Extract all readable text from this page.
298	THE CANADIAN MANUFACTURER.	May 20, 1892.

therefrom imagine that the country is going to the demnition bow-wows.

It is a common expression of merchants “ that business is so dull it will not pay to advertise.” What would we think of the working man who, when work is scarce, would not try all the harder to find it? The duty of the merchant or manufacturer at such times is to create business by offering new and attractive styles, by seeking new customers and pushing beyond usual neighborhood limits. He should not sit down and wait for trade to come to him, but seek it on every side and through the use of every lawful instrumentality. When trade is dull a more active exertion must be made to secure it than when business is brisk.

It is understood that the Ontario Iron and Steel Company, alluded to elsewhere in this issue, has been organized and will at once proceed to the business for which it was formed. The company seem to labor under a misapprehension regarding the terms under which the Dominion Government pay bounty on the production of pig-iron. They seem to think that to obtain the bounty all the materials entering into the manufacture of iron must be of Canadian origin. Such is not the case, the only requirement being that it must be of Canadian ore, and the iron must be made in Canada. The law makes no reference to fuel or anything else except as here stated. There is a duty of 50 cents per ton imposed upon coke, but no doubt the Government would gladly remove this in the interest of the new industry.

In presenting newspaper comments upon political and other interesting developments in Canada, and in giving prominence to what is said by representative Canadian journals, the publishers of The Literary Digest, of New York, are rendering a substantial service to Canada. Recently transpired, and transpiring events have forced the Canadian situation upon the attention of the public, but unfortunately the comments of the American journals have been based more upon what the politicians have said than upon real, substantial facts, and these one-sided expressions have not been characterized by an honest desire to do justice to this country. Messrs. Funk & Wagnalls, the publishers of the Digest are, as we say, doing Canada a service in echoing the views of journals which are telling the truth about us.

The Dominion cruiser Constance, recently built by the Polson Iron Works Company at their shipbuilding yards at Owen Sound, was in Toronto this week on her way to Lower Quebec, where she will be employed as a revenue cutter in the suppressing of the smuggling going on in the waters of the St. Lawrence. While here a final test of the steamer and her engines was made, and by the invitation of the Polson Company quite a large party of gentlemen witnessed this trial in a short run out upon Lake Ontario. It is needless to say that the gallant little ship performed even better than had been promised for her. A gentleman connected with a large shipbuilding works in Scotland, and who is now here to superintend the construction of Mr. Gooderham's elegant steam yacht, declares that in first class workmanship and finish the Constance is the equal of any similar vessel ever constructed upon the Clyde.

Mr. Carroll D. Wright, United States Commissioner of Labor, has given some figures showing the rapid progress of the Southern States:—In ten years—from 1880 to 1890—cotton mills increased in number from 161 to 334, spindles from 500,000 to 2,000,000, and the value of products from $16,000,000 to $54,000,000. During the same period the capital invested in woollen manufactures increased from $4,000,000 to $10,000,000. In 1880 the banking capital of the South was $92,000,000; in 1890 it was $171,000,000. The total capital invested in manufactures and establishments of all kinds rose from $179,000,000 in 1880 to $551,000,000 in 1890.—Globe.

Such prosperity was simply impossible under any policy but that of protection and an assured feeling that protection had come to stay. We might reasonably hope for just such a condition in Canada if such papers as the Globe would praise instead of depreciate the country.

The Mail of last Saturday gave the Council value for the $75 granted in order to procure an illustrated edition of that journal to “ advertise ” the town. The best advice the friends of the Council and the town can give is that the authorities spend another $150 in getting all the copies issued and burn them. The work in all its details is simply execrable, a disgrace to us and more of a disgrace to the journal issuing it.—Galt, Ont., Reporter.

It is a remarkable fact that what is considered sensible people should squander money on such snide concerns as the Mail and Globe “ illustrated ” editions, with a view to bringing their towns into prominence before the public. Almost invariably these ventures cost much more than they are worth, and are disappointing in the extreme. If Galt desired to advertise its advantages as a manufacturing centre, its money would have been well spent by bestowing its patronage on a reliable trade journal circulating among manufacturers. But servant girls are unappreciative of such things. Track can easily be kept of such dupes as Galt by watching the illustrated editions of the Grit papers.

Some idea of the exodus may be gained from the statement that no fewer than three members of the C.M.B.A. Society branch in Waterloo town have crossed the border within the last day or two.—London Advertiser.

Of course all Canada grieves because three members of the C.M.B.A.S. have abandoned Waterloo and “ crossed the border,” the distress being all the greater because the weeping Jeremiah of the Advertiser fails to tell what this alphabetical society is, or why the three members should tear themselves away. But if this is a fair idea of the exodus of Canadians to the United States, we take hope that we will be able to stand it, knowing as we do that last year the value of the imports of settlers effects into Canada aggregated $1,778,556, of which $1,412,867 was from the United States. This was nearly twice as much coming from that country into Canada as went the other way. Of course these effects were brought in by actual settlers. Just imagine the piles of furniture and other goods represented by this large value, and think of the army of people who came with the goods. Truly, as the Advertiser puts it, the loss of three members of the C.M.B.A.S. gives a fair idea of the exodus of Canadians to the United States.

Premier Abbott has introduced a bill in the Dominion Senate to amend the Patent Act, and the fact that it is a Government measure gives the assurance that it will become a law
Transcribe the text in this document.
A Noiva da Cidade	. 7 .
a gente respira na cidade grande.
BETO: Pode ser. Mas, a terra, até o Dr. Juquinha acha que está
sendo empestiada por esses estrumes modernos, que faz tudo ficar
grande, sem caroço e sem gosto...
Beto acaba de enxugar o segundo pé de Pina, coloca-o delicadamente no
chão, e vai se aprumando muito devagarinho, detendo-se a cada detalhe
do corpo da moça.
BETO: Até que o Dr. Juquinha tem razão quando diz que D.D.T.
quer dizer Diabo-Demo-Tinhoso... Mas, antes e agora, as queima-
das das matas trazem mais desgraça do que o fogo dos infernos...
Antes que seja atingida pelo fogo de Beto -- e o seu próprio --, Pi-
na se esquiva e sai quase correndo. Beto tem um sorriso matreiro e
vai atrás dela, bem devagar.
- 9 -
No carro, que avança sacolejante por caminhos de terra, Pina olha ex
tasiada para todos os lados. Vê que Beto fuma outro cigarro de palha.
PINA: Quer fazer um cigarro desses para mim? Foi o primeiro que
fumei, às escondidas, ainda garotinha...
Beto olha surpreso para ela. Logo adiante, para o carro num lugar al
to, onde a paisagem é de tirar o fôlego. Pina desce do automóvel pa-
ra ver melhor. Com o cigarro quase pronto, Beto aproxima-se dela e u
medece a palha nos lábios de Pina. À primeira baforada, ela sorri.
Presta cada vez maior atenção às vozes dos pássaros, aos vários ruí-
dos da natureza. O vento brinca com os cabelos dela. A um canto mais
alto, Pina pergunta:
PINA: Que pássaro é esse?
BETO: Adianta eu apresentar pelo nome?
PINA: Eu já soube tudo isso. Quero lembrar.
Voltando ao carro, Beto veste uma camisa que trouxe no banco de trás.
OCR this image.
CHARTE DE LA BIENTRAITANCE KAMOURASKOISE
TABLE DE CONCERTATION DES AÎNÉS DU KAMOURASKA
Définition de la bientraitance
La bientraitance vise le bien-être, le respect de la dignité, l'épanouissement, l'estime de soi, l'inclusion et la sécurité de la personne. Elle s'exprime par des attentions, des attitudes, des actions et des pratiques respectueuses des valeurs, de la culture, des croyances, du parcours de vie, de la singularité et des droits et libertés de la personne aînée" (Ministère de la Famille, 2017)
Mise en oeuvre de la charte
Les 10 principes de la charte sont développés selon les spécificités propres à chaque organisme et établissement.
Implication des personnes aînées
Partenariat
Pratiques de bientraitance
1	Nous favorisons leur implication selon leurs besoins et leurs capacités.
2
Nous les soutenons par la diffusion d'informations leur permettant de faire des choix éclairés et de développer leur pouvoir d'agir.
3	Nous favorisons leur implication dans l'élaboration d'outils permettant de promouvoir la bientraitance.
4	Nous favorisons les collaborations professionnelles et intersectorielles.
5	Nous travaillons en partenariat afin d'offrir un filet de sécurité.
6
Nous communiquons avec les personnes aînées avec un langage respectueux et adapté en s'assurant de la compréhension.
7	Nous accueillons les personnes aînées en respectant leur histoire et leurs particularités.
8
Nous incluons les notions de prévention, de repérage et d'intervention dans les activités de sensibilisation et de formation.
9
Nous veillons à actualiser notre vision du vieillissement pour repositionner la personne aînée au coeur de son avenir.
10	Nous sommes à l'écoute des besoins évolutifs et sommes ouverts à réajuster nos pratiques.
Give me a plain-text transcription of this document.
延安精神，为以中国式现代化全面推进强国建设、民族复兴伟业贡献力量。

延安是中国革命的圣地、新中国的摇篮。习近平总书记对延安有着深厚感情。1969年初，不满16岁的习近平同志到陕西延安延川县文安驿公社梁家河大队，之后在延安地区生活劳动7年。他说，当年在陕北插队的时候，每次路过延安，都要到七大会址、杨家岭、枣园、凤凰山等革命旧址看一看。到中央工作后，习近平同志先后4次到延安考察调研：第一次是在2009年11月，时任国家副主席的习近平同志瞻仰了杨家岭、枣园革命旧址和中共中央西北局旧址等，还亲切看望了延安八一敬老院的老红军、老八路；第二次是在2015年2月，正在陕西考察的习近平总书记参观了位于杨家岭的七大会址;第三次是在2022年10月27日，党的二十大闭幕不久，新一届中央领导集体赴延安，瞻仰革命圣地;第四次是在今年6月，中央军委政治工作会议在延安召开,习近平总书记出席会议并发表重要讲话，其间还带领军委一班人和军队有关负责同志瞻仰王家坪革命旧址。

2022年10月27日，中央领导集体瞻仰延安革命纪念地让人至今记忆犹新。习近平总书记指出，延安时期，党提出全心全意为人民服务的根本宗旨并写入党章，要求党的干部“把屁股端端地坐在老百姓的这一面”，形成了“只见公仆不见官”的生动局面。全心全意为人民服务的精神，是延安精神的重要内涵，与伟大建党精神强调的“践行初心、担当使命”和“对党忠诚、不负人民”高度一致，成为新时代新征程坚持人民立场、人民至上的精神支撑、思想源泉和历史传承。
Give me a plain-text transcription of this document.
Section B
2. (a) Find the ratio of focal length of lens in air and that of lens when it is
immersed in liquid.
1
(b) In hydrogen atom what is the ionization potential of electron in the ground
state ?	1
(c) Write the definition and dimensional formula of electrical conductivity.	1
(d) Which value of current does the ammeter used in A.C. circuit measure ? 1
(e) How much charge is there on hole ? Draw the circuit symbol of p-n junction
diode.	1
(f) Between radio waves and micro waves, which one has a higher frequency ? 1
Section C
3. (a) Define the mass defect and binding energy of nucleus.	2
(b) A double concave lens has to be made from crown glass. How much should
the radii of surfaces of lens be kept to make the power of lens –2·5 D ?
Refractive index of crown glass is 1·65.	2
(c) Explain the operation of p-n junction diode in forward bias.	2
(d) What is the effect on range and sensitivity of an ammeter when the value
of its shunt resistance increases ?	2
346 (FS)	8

★ ★ ★ ★ ★

Where a line in the material above holds "quase", copy that line.

na se esquiva e sai quase correndo. Beto tem um sorriso matreiro e
ra ver melhor. Com o cigarro quase pronto, Beto aproxima-se dela e u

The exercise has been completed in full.